» **DATA TO USE**
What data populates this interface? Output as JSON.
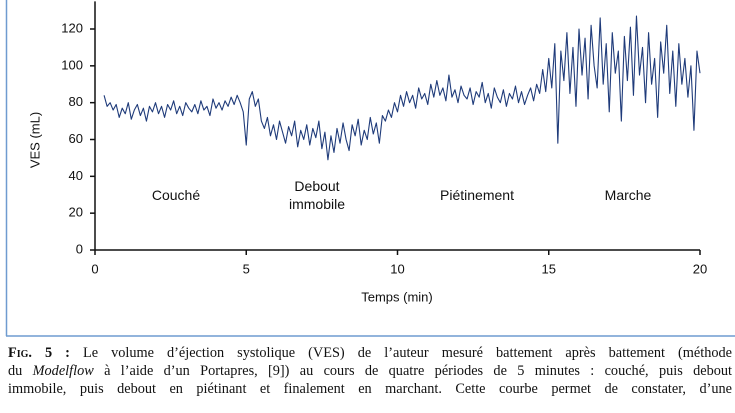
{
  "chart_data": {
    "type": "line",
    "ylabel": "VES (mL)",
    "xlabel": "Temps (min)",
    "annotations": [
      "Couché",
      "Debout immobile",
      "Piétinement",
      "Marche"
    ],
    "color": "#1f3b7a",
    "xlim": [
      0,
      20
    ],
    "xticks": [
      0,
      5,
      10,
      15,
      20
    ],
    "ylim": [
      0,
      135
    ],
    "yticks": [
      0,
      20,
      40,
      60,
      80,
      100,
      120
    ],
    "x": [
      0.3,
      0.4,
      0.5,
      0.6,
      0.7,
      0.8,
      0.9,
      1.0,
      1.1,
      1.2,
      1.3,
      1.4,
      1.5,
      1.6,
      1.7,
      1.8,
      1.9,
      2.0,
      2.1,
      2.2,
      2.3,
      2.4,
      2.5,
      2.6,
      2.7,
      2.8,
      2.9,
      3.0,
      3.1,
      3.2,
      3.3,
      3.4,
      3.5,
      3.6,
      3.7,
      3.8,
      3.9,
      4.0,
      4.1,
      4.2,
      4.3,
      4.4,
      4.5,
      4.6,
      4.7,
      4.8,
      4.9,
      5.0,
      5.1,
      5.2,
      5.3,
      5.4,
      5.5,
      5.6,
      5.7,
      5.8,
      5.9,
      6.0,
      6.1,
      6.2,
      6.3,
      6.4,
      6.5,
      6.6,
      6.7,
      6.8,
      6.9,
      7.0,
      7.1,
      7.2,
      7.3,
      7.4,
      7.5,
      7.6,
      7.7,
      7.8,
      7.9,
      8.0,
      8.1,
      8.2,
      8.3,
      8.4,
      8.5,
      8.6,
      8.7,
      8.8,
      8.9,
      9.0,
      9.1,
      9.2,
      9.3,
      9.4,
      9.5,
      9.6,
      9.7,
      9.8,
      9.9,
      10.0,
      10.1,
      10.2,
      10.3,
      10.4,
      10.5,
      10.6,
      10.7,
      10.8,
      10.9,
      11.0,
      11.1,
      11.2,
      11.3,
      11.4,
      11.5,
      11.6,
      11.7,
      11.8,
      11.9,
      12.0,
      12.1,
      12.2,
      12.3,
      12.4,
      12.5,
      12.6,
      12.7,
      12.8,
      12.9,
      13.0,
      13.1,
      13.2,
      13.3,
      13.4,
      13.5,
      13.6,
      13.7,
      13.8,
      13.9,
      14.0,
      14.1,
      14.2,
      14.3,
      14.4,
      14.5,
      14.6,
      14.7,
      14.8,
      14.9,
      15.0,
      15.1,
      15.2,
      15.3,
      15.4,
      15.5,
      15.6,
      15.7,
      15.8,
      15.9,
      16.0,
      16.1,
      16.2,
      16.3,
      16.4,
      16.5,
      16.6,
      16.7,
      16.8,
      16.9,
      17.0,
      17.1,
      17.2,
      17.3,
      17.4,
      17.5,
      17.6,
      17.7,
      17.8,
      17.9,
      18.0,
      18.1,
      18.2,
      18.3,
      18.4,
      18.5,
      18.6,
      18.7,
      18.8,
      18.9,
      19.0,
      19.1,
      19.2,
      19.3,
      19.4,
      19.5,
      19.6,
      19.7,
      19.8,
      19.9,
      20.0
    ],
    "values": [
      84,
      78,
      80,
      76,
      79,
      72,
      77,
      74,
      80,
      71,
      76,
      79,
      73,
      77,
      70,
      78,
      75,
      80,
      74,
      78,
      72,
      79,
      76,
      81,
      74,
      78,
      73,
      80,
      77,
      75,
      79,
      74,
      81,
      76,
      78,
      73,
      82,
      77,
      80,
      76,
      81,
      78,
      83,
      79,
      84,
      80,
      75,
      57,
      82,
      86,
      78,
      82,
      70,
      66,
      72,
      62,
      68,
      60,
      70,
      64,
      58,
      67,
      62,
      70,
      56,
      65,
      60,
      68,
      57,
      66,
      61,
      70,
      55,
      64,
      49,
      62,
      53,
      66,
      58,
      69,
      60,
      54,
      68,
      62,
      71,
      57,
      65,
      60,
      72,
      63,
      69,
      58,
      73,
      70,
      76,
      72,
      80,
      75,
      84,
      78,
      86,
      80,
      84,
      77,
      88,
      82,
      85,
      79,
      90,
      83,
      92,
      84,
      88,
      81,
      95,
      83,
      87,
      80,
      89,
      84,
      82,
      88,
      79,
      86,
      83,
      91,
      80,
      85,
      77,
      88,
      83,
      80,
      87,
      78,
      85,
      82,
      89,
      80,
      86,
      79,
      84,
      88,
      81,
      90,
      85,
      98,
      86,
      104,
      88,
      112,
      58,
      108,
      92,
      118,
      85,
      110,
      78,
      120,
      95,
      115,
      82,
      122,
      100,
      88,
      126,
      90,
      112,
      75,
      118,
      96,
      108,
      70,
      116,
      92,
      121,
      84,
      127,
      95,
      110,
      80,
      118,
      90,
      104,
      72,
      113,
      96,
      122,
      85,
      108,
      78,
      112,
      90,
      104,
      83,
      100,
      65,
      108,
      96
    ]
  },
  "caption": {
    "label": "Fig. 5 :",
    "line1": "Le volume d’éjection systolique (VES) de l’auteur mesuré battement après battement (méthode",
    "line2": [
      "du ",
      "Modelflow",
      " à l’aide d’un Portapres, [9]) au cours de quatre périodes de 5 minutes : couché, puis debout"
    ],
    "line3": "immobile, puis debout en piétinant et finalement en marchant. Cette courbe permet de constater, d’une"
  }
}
==
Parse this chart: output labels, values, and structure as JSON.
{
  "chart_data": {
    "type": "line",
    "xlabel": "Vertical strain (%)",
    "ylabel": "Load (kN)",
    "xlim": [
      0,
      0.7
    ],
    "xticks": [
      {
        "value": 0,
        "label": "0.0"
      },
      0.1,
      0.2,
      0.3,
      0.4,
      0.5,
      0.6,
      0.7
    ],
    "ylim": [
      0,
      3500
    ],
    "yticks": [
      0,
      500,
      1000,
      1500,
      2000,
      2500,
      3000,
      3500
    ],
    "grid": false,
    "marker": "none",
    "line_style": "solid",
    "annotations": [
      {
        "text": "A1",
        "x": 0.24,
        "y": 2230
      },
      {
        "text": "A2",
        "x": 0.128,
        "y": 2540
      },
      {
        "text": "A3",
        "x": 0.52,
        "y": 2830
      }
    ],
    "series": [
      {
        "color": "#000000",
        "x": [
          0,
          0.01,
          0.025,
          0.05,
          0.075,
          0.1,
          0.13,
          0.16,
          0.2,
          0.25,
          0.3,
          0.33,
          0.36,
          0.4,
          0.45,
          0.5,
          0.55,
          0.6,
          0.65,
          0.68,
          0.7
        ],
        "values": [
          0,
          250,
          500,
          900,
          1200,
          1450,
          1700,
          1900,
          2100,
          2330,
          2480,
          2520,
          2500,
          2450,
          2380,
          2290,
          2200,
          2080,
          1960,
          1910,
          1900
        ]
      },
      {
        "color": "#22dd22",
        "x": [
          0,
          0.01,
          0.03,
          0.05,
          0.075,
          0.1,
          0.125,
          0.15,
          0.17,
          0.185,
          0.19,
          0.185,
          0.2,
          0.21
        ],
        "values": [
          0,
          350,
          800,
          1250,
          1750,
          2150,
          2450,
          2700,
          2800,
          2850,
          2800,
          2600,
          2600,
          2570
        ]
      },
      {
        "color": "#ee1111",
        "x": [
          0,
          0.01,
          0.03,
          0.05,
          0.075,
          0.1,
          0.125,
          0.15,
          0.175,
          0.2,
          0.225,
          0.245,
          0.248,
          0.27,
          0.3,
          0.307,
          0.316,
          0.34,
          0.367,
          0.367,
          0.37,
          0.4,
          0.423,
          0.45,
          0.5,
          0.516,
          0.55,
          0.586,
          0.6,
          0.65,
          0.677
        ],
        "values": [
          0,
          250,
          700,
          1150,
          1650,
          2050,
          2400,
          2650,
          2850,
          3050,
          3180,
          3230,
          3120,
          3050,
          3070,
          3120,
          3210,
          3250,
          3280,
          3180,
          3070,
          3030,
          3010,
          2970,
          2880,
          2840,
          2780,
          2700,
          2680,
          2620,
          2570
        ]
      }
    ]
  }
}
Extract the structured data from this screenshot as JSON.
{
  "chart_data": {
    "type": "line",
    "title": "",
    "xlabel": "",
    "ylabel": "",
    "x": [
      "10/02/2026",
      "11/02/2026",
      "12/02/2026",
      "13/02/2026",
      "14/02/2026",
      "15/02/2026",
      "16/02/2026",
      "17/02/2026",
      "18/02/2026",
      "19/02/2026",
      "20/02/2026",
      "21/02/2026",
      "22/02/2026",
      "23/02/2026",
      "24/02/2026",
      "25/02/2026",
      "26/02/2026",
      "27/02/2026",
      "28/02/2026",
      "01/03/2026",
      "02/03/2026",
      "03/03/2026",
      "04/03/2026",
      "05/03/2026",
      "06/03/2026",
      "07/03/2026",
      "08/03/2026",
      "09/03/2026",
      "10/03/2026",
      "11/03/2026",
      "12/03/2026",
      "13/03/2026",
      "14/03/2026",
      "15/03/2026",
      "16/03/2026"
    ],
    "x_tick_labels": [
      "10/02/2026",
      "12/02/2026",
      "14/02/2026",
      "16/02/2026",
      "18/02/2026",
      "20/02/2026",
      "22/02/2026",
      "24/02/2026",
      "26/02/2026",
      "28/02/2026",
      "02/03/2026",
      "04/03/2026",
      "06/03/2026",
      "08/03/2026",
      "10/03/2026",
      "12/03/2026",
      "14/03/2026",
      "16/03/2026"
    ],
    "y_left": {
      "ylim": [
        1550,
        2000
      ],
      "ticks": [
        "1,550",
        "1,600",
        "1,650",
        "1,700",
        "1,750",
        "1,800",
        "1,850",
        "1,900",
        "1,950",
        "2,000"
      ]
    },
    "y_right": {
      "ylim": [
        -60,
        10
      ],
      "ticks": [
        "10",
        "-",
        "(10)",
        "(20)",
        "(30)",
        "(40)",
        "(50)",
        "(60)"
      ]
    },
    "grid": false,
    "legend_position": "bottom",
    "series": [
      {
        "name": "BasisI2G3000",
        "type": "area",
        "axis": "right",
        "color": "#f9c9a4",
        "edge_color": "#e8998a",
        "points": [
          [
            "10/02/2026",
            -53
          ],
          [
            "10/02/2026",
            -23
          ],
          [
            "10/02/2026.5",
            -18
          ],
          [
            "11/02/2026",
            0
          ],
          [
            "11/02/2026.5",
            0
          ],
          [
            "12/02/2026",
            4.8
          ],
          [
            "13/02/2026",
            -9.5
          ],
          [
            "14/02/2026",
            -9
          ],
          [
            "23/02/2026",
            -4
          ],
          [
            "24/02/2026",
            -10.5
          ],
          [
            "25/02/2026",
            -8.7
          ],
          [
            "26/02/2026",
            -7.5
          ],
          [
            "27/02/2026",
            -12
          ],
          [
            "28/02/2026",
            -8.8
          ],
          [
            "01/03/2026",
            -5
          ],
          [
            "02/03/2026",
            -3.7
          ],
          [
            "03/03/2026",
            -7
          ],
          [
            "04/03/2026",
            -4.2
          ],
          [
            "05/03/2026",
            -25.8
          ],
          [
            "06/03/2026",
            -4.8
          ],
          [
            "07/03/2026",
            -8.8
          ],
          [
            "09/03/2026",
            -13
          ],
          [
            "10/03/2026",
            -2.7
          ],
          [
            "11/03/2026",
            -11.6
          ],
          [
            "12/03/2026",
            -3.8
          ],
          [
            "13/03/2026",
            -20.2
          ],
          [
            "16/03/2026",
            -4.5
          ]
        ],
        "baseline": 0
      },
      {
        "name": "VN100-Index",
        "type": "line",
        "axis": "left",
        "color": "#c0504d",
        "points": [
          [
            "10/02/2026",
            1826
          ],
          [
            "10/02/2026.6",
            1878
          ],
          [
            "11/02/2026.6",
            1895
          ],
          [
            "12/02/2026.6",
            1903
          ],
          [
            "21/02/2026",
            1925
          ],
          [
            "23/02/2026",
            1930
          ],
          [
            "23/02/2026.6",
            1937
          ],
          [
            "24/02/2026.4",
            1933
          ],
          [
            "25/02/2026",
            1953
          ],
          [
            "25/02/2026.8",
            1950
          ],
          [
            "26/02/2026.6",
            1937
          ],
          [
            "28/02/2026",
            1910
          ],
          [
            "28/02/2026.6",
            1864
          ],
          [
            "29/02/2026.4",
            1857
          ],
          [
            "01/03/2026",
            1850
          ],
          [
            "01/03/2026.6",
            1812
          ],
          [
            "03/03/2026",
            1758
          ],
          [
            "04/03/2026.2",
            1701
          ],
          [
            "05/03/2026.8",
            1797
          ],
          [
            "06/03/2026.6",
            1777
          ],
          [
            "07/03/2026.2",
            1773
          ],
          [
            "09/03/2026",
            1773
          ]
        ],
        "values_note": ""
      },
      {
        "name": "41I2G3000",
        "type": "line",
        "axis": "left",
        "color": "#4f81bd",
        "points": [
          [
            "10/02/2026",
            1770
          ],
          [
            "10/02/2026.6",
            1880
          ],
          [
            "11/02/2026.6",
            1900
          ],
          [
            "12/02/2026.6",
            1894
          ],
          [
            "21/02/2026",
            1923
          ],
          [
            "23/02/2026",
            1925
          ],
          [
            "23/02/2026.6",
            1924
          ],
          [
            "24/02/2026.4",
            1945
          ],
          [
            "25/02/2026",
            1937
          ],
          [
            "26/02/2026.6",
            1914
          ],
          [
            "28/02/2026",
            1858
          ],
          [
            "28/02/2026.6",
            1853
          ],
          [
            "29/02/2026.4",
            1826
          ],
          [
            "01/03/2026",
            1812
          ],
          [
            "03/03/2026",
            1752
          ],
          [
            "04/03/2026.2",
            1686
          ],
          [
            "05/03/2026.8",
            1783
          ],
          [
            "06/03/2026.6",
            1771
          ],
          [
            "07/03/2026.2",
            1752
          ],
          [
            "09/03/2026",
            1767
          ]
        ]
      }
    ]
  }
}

» **INSTRUCTIONS TO FOLLOW**
Report how many lines in these entries contain "name". Answer with the number only.

» **COMPLETED EXERCISE**
3